EXERCISE GOAL: Extract every entry word for word. Skip the pictures.

[Data entries for graphics]
--

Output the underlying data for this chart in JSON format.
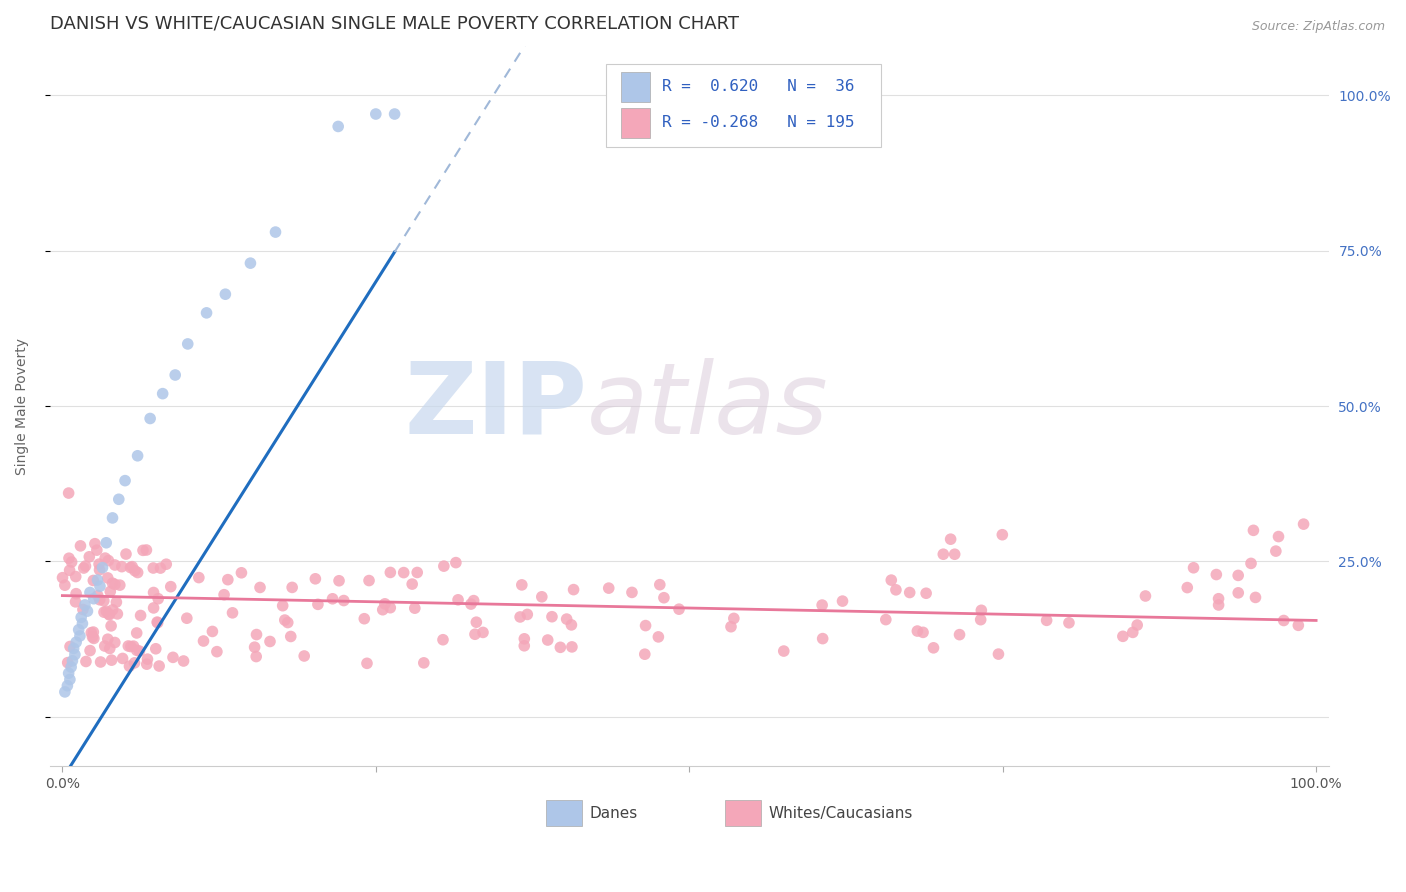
{
  "title": "DANISH VS WHITE/CAUCASIAN SINGLE MALE POVERTY CORRELATION CHART",
  "source": "Source: ZipAtlas.com",
  "ylabel": "Single Male Poverty",
  "danes_R": 0.62,
  "danes_N": 36,
  "whites_R": -0.268,
  "whites_N": 195,
  "danes_color": "#aec6e8",
  "whites_color": "#f4a7b9",
  "danes_line_color": "#1f6dbf",
  "whites_line_color": "#e8789a",
  "danes_ext_color": "#a0b8d8",
  "legend_danes_label": "Danes",
  "legend_whites_label": "Whites/Caucasians",
  "watermark_zip": "ZIP",
  "watermark_atlas": "atlas",
  "background_color": "#ffffff",
  "grid_color": "#e0e0e0",
  "right_tick_color": "#4472c4",
  "title_color": "#333333",
  "source_color": "#999999",
  "ylabel_color": "#666666"
}
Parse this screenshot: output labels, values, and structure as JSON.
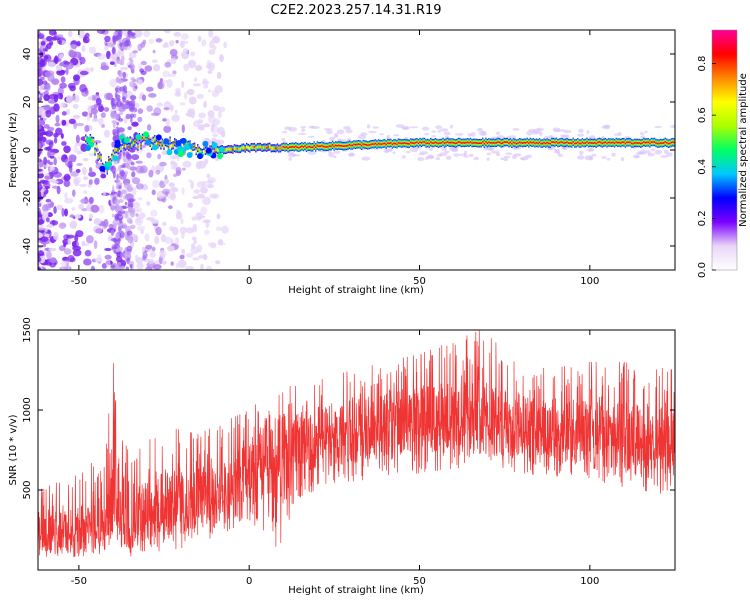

--

EXERCISE SOLUTION:
Output the underlying data for this chart in JSON format.
{
  "title": "DANISH VS WHITE/CAUCASIAN SINGLE MALE POVERTY CORRELATION CHART",
  "source": "Source: ZipAtlas.com",
  "ylabel": "Single Male Poverty",
  "danes_R": 0.62,
  "danes_N": 36,
  "whites_R": -0.268,
  "whites_N": 195,
  "danes_color": "#aec6e8",
  "whites_color": "#f4a7b9",
  "danes_line_color": "#1f6dbf",
  "whites_line_color": "#e8789a",
  "danes_ext_color": "#a0b8d8",
  "legend_danes_label": "Danes",
  "legend_whites_label": "Whites/Caucasians",
  "watermark_zip": "ZIP",
  "watermark_atlas": "atlas",
  "background_color": "#ffffff",
  "grid_color": "#e0e0e0",
  "right_tick_color": "#4472c4",
  "title_color": "#333333",
  "source_color": "#999999",
  "ylabel_color": "#666666"
}
Parse this screenshot: output labels, values, and structure as JSON.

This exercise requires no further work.